* [GIVEN PROBLEM]:
Which lines include the word "Программы"? Copy each of them.

_ _ _ _

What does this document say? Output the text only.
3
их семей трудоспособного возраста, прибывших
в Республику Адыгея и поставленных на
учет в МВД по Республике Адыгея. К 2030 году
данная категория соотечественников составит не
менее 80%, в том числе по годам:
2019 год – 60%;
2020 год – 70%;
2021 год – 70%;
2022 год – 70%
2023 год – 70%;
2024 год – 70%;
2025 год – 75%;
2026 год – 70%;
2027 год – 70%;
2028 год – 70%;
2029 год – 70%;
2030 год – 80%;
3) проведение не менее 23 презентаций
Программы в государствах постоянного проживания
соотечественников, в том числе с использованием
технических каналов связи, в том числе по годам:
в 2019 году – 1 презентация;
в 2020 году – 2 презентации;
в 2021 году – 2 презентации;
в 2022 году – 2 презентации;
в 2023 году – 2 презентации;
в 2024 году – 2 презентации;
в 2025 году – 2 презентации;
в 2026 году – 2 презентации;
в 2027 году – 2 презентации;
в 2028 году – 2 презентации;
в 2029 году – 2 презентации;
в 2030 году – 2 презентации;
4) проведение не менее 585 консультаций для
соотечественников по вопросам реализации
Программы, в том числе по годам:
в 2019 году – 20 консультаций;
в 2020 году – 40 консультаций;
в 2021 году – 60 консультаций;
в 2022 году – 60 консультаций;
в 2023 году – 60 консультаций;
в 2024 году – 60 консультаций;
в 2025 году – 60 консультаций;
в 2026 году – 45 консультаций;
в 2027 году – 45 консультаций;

_ _ _ _

* [PROBLEM SOLUTION]:
Программы в государствах постоянного проживания
Программы, в том числе по годам:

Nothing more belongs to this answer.